* _Exercise directions_: Transcribe each entry below exactly. Pictures do not go in the copy.
☆ ☆ ☆
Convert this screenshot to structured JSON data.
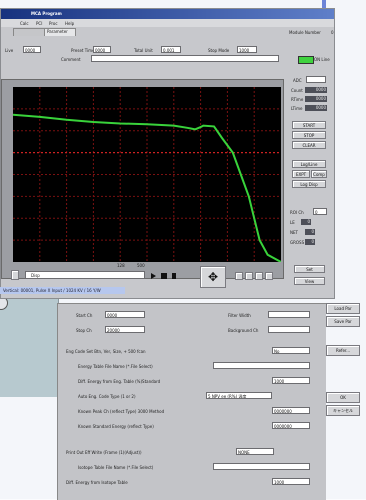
{
  "app": {
    "title": "MCA Program",
    "menu": [
      "Calc",
      "PCI",
      "Proc",
      "Help"
    ],
    "tabs": [
      "Parameter"
    ],
    "right_label": "Module Number",
    "right_value": "0"
  },
  "top_bar": {
    "fields": [
      {
        "label": "Live",
        "value": "0000"
      },
      {
        "label": "Preset Time",
        "value": "0000"
      },
      {
        "label": "Total Unit",
        "value": "0.001"
      },
      {
        "label": "Stop Mode",
        "value": "1000"
      }
    ],
    "comment_label": "Comment"
  },
  "status": {
    "led_label": "ON Line"
  },
  "side_fields": [
    {
      "label": "ADC",
      "value": ""
    },
    {
      "label": "Count",
      "value": "0000"
    },
    {
      "label": "RTime",
      "value": "0000"
    },
    {
      "label": "LTime",
      "value": "0000"
    }
  ],
  "side_buttons": [
    "START",
    "STOP",
    "CLEAR",
    "Log/Line",
    "EXPT",
    "Log Disp"
  ],
  "side_button_small": "Comp",
  "roi": [
    {
      "label": "ROI Ch",
      "value": "0"
    },
    {
      "label": "LE",
      "value": "0"
    },
    {
      "label": "NET",
      "value": "0"
    },
    {
      "label": "GROSS",
      "value": "0"
    }
  ],
  "set_button": "Set",
  "view_button": "View",
  "chart_data": {
    "type": "line",
    "title": "",
    "xlabel": "",
    "ylabel": "",
    "x_tick_labels": [
      "128",
      "500"
    ],
    "grid": true,
    "series": [
      {
        "x": [
          0,
          10,
          20,
          30,
          40,
          50,
          60,
          65,
          68,
          70,
          71,
          75,
          78,
          82,
          85,
          88,
          90,
          92,
          95,
          100
        ],
        "y": [
          0.62,
          0.59,
          0.55,
          0.52,
          0.5,
          0.49,
          0.47,
          0.44,
          0.42,
          0.45,
          0.47,
          0.46,
          0.3,
          0.1,
          -0.2,
          -0.5,
          -0.8,
          -1.1,
          -1.3,
          -1.4
        ],
        "color": "#39d33b"
      }
    ],
    "xlim": [
      0,
      100
    ],
    "ylim": [
      -1.4,
      1.0
    ]
  },
  "chart_toolbar": {
    "dropdown": "Disp"
  },
  "bottom_strip": "Vertical: 00001, Pulse X Input / 1024 KV / 16 Y/W",
  "params": {
    "start_ch_label": "Start Ch",
    "start_ch": "0000",
    "stop_ch_label": "Stop Ch",
    "stop_ch": "20000",
    "filter_width_label": "Filter Width",
    "filter_width": "",
    "background_label": "Background Ch",
    "background": "",
    "rows": [
      {
        "label": "Eng Code Set Btn, Ver, Size, + 500 fcan",
        "value": "No"
      },
      {
        "label": "Energy Table File Name (*.File Select)",
        "value": ""
      },
      {
        "label": "Diff. Energy from Eng. Table (%)Standard",
        "value": "1000"
      },
      {
        "label": "Auto Eng. Code Type (1 or 2)",
        "value": "5 NPV ee (R%) 温度"
      },
      {
        "label": "Known Peak Ch (reflect Type) 3000 Method",
        "value": "0000000"
      },
      {
        "label": "Known Standard Energy (reflect Type)",
        "value": "0000000"
      },
      {
        "label": "Print Out Eff Write (Frame (1)(Adjust))",
        "value": "NONE"
      },
      {
        "label": "Isotope Table File Name (*.File Select)",
        "value": ""
      },
      {
        "label": "Diff. Energy from Isotope Table",
        "value": "1000"
      }
    ]
  },
  "right_buttons": [
    "Load Par",
    "Save Par",
    "Refer...",
    "OK",
    "キャンセル"
  ]
}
☆ ☆ ☆
* _Solved exercise_:
Convert this screenshot to structured JSON data.
{
  "app": {
    "title": "MCA Program",
    "menu": [
      "Calc",
      "PCI",
      "Proc",
      "Help"
    ],
    "tabs": [
      "Parameter"
    ],
    "right_label": "Module Number",
    "right_value": "0"
  },
  "top_bar": {
    "fields": [
      {
        "label": "Live",
        "value": "0000"
      },
      {
        "label": "Preset Time",
        "value": "0000"
      },
      {
        "label": "Total Unit",
        "value": "0.001"
      },
      {
        "label": "Stop Mode",
        "value": "1000"
      }
    ],
    "comment_label": "Comment"
  },
  "status": {
    "led_label": "ON Line"
  },
  "side_fields": [
    {
      "label": "ADC",
      "value": ""
    },
    {
      "label": "Count",
      "value": "0000"
    },
    {
      "label": "RTime",
      "value": "0000"
    },
    {
      "label": "LTime",
      "value": "0000"
    }
  ],
  "side_buttons": [
    "START",
    "STOP",
    "CLEAR",
    "Log/Line",
    "EXPT",
    "Log Disp"
  ],
  "side_button_small": "Comp",
  "roi": [
    {
      "label": "ROI Ch",
      "value": "0"
    },
    {
      "label": "LE",
      "value": "0"
    },
    {
      "label": "NET",
      "value": "0"
    },
    {
      "label": "GROSS",
      "value": "0"
    }
  ],
  "set_button": "Set",
  "view_button": "View",
  "chart_data": {
    "type": "line",
    "title": "",
    "xlabel": "",
    "ylabel": "",
    "x_tick_labels": [
      "128",
      "500"
    ],
    "grid": true,
    "series": [
      {
        "x": [
          0,
          10,
          20,
          30,
          40,
          50,
          60,
          65,
          68,
          70,
          71,
          75,
          78,
          82,
          85,
          88,
          90,
          92,
          95,
          100
        ],
        "y": [
          0.62,
          0.59,
          0.55,
          0.52,
          0.5,
          0.49,
          0.47,
          0.44,
          0.42,
          0.45,
          0.47,
          0.46,
          0.3,
          0.1,
          -0.2,
          -0.5,
          -0.8,
          -1.1,
          -1.3,
          -1.4
        ],
        "color": "#39d33b"
      }
    ],
    "xlim": [
      0,
      100
    ],
    "ylim": [
      -1.4,
      1.0
    ]
  },
  "chart_toolbar": {
    "dropdown": "Disp"
  },
  "bottom_strip": "Vertical: 00001, Pulse X Input / 1024 KV / 16 Y/W",
  "params": {
    "start_ch_label": "Start Ch",
    "start_ch": "0000",
    "stop_ch_label": "Stop Ch",
    "stop_ch": "20000",
    "filter_width_label": "Filter Width",
    "filter_width": "",
    "background_label": "Background Ch",
    "background": "",
    "rows": [
      {
        "label": "Eng Code Set Btn, Ver, Size, + 500 fcan",
        "value": "No"
      },
      {
        "label": "Energy Table File Name (*.File Select)",
        "value": ""
      },
      {
        "label": "Diff. Energy from Eng. Table (%)Standard",
        "value": "1000"
      },
      {
        "label": "Auto Eng. Code Type (1 or 2)",
        "value": "5 NPV ee (R%) 温度"
      },
      {
        "label": "Known Peak Ch (reflect Type) 3000 Method",
        "value": "0000000"
      },
      {
        "label": "Known Standard Energy (reflect Type)",
        "value": "0000000"
      },
      {
        "label": "Print Out Eff Write (Frame (1)(Adjust))",
        "value": "NONE"
      },
      {
        "label": "Isotope Table File Name (*.File Select)",
        "value": ""
      },
      {
        "label": "Diff. Energy from Isotope Table",
        "value": "1000"
      }
    ]
  },
  "right_buttons": [
    "Load Par",
    "Save Par",
    "Refer...",
    "OK",
    "キャンセル"
  ]
}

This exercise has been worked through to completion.